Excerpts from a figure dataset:
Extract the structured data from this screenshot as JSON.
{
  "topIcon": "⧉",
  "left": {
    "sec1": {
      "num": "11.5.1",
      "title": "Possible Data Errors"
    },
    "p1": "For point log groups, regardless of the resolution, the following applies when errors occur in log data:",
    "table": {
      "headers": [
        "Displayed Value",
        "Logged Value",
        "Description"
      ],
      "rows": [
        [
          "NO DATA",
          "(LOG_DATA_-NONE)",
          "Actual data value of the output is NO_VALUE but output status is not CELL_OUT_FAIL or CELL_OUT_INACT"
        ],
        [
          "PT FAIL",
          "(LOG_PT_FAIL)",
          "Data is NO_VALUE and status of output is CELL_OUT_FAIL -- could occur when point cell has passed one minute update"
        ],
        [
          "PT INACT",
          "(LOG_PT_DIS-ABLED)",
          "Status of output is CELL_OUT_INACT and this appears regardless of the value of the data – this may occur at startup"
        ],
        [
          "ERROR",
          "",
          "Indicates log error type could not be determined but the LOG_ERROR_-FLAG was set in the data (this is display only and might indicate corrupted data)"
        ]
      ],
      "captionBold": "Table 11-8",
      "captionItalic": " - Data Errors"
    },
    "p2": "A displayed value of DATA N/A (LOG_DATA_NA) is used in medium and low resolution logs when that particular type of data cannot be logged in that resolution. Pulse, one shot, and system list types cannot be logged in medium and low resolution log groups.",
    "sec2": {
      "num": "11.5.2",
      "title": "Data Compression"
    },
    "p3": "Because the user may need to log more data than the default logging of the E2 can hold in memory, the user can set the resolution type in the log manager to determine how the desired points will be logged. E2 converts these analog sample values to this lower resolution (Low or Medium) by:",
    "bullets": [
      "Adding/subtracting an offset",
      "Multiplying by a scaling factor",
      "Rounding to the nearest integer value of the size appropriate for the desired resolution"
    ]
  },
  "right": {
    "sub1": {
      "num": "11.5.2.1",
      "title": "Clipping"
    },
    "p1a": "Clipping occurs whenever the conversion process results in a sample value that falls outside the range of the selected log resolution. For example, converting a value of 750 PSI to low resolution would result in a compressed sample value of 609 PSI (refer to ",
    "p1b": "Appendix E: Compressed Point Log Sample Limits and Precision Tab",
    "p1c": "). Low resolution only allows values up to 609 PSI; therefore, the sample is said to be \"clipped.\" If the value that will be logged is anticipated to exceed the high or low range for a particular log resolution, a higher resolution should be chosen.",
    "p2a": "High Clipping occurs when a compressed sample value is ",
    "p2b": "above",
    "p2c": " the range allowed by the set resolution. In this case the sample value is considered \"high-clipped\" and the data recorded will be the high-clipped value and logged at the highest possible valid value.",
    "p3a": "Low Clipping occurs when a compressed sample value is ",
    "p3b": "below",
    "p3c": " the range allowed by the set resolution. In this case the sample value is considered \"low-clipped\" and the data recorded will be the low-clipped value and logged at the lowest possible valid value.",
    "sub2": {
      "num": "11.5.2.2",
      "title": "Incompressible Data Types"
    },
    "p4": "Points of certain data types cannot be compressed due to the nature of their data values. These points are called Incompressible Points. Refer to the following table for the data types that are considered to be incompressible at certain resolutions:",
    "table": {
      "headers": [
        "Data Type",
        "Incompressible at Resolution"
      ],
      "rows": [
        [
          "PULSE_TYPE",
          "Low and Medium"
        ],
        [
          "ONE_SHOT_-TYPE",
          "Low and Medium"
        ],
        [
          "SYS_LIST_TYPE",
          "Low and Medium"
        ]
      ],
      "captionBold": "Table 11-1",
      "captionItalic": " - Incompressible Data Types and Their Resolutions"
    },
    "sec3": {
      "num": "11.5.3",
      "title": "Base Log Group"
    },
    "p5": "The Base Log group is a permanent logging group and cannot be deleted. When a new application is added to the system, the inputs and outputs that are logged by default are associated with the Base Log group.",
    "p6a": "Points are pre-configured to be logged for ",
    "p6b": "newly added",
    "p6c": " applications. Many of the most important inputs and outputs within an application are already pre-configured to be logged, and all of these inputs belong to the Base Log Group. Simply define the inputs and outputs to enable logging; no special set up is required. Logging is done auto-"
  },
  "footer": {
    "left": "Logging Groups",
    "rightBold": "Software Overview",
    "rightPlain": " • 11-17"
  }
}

The task ->
Copy out each line exactly as written.

Exercise solution ->
Extract the structured data from this screenshot as JSON.
{
  "topIcon": "⧉",
  "left": {
    "sec1": {
      "num": "11.5.1",
      "title": "Possible Data Errors"
    },
    "p1": "For point log groups, regardless of the resolution, the following applies when errors occur in log data:",
    "table": {
      "headers": [
        "Displayed Value",
        "Logged Value",
        "Description"
      ],
      "rows": [
        [
          "NO DATA",
          "(LOG_DATA_-NONE)",
          "Actual data value of the output is NO_VALUE but output status is not CELL_OUT_FAIL or CELL_OUT_INACT"
        ],
        [
          "PT FAIL",
          "(LOG_PT_FAIL)",
          "Data is NO_VALUE and status of output is CELL_OUT_FAIL -- could occur when point cell has passed one minute update"
        ],
        [
          "PT INACT",
          "(LOG_PT_DIS-ABLED)",
          "Status of output is CELL_OUT_INACT and this appears regardless of the value of the data – this may occur at startup"
        ],
        [
          "ERROR",
          "",
          "Indicates log error type could not be determined but the LOG_ERROR_-FLAG was set in the data (this is display only and might indicate corrupted data)"
        ]
      ],
      "captionBold": "Table 11-8",
      "captionItalic": " - Data Errors"
    },
    "p2": "A displayed value of DATA N/A (LOG_DATA_NA) is used in medium and low resolution logs when that particular type of data cannot be logged in that resolution. Pulse, one shot, and system list types cannot be logged in medium and low resolution log groups.",
    "sec2": {
      "num": "11.5.2",
      "title": "Data Compression"
    },
    "p3": "Because the user may need to log more data than the default logging of the E2 can hold in memory, the user can set the resolution type in the log manager to determine how the desired points will be logged. E2 converts these analog sample values to this lower resolution (Low or Medium) by:",
    "bullets": [
      "Adding/subtracting an offset",
      "Multiplying by a scaling factor",
      "Rounding to the nearest integer value of the size appropriate for the desired resolution"
    ]
  },
  "right": {
    "sub1": {
      "num": "11.5.2.1",
      "title": "Clipping"
    },
    "p1a": "Clipping occurs whenever the conversion process results in a sample value that falls outside the range of the selected log resolution. For example, converting a value of 750 PSI to low resolution would result in a compressed sample value of 609 PSI (refer to ",
    "p1b": "Appendix E: Compressed Point Log Sample Limits and Precision Tab",
    "p1c": "). Low resolution only allows values up to 609 PSI; therefore, the sample is said to be \"clipped.\" If the value that will be logged is anticipated to exceed the high or low range for a particular log resolution, a higher resolution should be chosen.",
    "p2a": "High Clipping occurs when a compressed sample value is ",
    "p2b": "above",
    "p2c": " the range allowed by the set resolution. In this case the sample value is considered \"high-clipped\" and the data recorded will be the high-clipped value and logged at the highest possible valid value.",
    "p3a": "Low Clipping occurs when a compressed sample value is ",
    "p3b": "below",
    "p3c": " the range allowed by the set resolution. In this case the sample value is considered \"low-clipped\" and the data recorded will be the low-clipped value and logged at the lowest possible valid value.",
    "sub2": {
      "num": "11.5.2.2",
      "title": "Incompressible Data Types"
    },
    "p4": "Points of certain data types cannot be compressed due to the nature of their data values. These points are called Incompressible Points. Refer to the following table for the data types that are considered to be incompressible at certain resolutions:",
    "table": {
      "headers": [
        "Data Type",
        "Incompressible at Resolution"
      ],
      "rows": [
        [
          "PULSE_TYPE",
          "Low and Medium"
        ],
        [
          "ONE_SHOT_-TYPE",
          "Low and Medium"
        ],
        [
          "SYS_LIST_TYPE",
          "Low and Medium"
        ]
      ],
      "captionBold": "Table 11-1",
      "captionItalic": " - Incompressible Data Types and Their Resolutions"
    },
    "sec3": {
      "num": "11.5.3",
      "title": "Base Log Group"
    },
    "p5": "The Base Log group is a permanent logging group and cannot be deleted. When a new application is added to the system, the inputs and outputs that are logged by default are associated with the Base Log group.",
    "p6a": "Points are pre-configured to be logged for ",
    "p6b": "newly added",
    "p6c": " applications. Many of the most important inputs and outputs within an application are already pre-configured to be logged, and all of these inputs belong to the Base Log Group. Simply define the inputs and outputs to enable logging; no special set up is required. Logging is done auto-"
  },
  "footer": {
    "left": "Logging Groups",
    "rightBold": "Software Overview",
    "rightPlain": " • 11-17"
  }
}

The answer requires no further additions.